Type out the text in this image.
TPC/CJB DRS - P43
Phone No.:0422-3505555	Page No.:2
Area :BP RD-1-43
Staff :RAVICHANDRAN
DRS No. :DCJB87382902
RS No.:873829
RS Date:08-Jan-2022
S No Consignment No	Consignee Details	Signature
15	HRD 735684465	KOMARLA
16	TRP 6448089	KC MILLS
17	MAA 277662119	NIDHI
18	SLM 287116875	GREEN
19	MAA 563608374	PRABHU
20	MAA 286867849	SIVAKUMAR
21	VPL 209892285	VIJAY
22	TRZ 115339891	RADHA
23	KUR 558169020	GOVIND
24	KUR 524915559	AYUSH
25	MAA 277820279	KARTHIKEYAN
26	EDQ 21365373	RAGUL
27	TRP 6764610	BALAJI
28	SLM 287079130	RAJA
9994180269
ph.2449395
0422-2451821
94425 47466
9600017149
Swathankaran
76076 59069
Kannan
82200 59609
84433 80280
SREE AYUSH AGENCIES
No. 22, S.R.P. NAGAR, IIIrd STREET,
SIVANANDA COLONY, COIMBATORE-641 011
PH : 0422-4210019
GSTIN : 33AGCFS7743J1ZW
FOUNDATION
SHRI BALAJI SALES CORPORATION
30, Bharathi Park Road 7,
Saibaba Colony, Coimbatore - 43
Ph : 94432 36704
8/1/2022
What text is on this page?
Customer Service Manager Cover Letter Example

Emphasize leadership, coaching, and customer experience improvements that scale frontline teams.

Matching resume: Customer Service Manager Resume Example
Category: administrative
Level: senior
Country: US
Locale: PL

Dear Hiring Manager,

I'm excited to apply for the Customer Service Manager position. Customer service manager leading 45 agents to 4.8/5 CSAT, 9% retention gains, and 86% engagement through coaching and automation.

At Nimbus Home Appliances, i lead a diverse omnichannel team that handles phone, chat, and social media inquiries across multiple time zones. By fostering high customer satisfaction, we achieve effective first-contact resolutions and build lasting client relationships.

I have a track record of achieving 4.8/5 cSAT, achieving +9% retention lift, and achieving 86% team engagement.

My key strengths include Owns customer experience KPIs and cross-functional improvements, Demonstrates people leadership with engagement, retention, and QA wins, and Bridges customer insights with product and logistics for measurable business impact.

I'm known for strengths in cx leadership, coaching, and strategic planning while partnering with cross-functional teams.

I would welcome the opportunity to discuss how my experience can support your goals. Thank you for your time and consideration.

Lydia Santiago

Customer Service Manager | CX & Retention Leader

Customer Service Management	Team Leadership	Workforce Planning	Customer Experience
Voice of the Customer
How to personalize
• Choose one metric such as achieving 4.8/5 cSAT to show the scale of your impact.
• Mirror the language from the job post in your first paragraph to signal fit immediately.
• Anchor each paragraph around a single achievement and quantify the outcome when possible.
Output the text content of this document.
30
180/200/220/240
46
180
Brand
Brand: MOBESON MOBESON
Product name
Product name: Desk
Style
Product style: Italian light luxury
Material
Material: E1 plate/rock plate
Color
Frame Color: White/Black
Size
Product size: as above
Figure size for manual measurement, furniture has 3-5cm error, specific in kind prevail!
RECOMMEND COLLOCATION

AIM OF THE TASK:
Out of the records, collect only those lines that contain the string "impact".

EXPECTED ANSWER:
My key strengths include Owns customer experience KPIs and cross-functional improvements, Demonstrates people leadership with engagement, retention, and QA wins, and Bridges customer insights with product and logistics for measurable business impact.
• Choose one metric such as achieving 4.8/5 cSAT to show the scale of your impact.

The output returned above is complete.